
    Reply
  4. MSG is a natural flavor that is not good for anyone. Be aware that when you see natural flavor in the list of ingredients it may well be MSG.

    Reply
  5. Pingback: Weekly {Unprocessed} Menu Plan 10/7-10/13

  6. Pingback: Easy Teriyaki Chicken for the Freezer « aprilseverydayblog

  7. Kate @ Modern Alternative Mama July 31, 2011 at 7:44 pm

    Just proves that there’s basically nothing you can’t have when eating real food…you just have to make it yourself. :) The other day I made my kids “lemonade” with fresh-squeezed lemon juice, water, and a little raw honey. They loved it. And my daughter just finished eating GAPS-friendly coffee cake. The point being…the (food) world is open!!

    Reply
  8. Sarah, If whey is not used should you still keep on counter overnight? Should it be stored in refrigerator or on counter ? Is there a non-dairy sub for the whey that can be used instead?

    Reply
    • Sarah, TheHealthyHomeEconomist

      Hi Cara, refrigerate right away if not adding the whey. You can add a bit of a probiotic capsule (BioKult is a good one) to the sauce and leave on the counter overnight instead .. I’ve not tried this but other folks have used this method with my other lactofermented recipes with success.

      Reply
  9. Teriyaki chicken is a tradition in my family. It is a “comfort food” and holds special memories of my mom who passed away in ’99. I love “her” recipe (it is Kikkoman based) but I definitely want to try yours Sarah. Thanks for the healthy option ;)

▶ **DATA EXTRACT**

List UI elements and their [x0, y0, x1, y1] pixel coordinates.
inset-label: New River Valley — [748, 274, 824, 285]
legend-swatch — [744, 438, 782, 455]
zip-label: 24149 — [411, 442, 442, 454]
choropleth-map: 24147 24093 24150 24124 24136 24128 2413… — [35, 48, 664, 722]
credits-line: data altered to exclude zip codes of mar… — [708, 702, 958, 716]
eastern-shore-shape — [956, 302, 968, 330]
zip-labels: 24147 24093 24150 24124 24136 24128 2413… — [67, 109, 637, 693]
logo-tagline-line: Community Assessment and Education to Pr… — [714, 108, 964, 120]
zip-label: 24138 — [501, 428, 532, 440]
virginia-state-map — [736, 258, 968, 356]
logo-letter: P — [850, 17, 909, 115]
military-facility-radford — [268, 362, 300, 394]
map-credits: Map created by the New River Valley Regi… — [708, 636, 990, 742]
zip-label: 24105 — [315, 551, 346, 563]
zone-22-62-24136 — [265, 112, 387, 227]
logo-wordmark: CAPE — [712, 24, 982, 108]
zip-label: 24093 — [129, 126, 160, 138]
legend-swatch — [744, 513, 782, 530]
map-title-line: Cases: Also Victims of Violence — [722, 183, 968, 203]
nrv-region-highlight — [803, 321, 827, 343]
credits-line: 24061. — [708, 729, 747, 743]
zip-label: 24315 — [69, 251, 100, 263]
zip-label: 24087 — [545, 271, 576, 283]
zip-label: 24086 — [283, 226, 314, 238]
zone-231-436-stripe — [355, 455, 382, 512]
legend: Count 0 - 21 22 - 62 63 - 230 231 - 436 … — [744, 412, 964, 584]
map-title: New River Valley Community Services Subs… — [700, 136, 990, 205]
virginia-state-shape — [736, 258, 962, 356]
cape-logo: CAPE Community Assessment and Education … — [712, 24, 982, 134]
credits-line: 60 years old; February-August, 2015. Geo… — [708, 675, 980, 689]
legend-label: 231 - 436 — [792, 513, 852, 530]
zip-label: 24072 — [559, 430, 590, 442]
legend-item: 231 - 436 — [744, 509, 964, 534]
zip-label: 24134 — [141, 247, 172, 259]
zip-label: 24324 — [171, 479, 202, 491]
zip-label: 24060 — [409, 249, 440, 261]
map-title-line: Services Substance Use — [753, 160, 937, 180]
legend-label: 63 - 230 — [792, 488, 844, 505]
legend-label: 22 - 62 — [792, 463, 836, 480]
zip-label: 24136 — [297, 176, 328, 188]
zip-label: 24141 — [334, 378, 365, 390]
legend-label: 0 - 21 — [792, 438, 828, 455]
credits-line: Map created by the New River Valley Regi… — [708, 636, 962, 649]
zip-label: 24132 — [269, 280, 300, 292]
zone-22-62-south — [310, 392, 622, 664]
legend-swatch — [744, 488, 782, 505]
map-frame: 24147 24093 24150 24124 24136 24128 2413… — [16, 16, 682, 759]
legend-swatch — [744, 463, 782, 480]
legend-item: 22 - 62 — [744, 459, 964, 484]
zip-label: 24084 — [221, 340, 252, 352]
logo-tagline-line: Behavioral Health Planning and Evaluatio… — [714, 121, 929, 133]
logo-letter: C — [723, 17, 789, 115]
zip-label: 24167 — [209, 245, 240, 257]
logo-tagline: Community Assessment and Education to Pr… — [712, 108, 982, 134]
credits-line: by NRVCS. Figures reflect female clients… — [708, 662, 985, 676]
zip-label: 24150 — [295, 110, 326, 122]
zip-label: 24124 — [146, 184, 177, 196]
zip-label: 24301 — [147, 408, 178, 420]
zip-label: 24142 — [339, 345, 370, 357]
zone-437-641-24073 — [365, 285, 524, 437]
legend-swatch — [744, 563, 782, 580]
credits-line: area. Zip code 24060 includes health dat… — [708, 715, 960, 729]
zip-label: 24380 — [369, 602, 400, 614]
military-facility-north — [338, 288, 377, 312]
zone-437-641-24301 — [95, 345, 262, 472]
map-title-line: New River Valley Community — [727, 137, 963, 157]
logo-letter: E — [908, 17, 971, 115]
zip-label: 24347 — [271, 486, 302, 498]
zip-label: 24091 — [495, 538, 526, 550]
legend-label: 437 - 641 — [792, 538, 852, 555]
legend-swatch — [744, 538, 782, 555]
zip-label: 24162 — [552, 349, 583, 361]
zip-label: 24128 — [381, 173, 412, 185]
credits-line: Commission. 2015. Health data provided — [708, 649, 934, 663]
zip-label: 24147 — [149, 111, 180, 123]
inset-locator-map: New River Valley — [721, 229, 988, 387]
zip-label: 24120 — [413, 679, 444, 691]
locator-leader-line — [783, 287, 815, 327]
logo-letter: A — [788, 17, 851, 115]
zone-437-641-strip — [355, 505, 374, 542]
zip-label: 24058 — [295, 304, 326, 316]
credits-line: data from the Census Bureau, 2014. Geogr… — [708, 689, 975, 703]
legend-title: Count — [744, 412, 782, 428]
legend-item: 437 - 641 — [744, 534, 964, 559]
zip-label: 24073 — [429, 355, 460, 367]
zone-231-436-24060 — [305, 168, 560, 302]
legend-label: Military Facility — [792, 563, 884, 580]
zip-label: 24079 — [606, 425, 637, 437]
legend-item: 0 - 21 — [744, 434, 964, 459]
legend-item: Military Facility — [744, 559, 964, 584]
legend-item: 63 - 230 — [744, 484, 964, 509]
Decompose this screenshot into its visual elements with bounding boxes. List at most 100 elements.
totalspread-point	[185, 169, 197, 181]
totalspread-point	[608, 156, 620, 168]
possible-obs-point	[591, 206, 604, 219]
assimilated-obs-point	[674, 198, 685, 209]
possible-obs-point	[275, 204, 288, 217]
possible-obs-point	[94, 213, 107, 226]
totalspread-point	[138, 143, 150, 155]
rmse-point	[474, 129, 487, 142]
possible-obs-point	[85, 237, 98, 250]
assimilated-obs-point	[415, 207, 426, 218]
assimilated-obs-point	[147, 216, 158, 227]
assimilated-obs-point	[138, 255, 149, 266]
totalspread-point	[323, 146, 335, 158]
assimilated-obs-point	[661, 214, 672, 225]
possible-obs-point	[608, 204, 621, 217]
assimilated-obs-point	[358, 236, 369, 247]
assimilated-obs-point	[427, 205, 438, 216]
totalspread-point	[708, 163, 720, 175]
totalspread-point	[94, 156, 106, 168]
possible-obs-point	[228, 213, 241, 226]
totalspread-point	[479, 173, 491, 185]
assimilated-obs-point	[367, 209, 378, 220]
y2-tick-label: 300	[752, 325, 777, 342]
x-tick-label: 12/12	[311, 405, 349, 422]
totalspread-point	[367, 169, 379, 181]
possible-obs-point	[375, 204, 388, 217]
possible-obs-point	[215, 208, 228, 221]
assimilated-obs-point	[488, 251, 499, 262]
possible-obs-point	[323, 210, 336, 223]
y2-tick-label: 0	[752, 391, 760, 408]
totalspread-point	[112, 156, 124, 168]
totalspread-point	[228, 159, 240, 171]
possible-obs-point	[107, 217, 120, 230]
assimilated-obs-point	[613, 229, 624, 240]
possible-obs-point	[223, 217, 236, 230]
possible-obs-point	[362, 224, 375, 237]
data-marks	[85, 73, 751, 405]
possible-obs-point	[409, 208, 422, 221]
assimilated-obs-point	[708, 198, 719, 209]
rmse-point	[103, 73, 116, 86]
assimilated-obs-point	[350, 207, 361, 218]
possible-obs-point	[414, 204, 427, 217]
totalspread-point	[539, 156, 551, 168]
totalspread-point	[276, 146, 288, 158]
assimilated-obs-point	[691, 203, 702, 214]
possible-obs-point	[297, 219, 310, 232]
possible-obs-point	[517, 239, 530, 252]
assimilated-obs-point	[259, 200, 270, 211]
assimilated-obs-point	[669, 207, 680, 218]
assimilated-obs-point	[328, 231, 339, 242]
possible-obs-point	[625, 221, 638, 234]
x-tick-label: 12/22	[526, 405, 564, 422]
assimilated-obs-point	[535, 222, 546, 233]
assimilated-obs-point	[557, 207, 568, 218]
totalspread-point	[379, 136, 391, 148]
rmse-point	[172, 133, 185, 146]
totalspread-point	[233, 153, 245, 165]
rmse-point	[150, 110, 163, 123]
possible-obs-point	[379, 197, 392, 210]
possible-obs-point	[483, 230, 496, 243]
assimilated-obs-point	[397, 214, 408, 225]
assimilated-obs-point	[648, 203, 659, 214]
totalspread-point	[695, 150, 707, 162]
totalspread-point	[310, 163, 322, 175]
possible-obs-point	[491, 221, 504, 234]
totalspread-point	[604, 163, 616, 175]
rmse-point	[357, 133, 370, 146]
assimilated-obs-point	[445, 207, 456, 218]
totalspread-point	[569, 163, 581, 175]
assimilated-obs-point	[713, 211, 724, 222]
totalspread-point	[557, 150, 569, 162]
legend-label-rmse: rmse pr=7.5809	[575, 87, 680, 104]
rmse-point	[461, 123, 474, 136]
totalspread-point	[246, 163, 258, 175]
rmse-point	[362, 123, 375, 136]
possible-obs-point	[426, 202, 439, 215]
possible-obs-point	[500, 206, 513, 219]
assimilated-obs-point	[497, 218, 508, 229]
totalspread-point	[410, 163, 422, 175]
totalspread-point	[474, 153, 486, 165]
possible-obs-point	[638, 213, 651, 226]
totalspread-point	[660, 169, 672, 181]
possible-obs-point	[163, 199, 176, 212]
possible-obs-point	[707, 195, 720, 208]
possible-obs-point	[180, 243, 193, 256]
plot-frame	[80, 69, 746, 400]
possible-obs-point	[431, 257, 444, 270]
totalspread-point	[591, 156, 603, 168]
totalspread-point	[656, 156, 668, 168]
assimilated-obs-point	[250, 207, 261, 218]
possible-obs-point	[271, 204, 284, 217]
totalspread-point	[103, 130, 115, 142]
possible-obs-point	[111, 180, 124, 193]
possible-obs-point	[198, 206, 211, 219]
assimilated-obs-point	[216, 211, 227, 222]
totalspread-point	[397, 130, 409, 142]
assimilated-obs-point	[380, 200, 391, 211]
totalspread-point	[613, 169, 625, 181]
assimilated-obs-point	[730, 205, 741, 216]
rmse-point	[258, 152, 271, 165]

▶ **WHAT TO WORK ON**
Copy out the reader comments on the teriyaki recipe in full, word for word.

▶ **ANSWER FOR THIS EXERCISE**

    Reply
  4. MSG is a natural flavor that is not good for anyone. Be aware that when you see natural flavor in the list of ingredients it may well be MSG.

    Reply
  5. Pingback: Weekly {Unprocessed} Menu Plan 10/7-10/13

  6. Pingback: Easy Teriyaki Chicken for the Freezer « aprilseverydayblog

  7. Kate @ Modern Alternative Mama July 31, 2011 at 7:44 pm

    Just proves that there’s basically nothing you can’t have when eating real food…you just have to make it yourself. :) The other day I made my kids “lemonade” with fresh-squeezed lemon juice, water, and a little raw honey. They loved it. And my daughter just finished eating GAPS-friendly coffee cake. The point being…the (food) world is open!!

    Reply
  8. Sarah, If whey is not used should you still keep on counter overnight? Should it be stored in refrigerator or on counter ? Is there a non-dairy sub for the whey that can be used instead?

    Reply
    • Sarah, TheHealthyHomeEconomist

      Hi Cara, refrigerate right away if not adding the whey. You can add a bit of a probiotic capsule (BioKult is a good one) to the sauce and leave on the counter overnight instead .. I’ve not tried this but other folks have used this method with my other lactofermented recipes with success.

      Reply
  9. Teriyaki chicken is a tradition in my family. It is a “comfort food” and holds special memories of my mom who passed away in ’99. I love “her” recipe (it is Kikkoman based) but I definitely want to try yours Sarah. Thanks for the healthy option ;)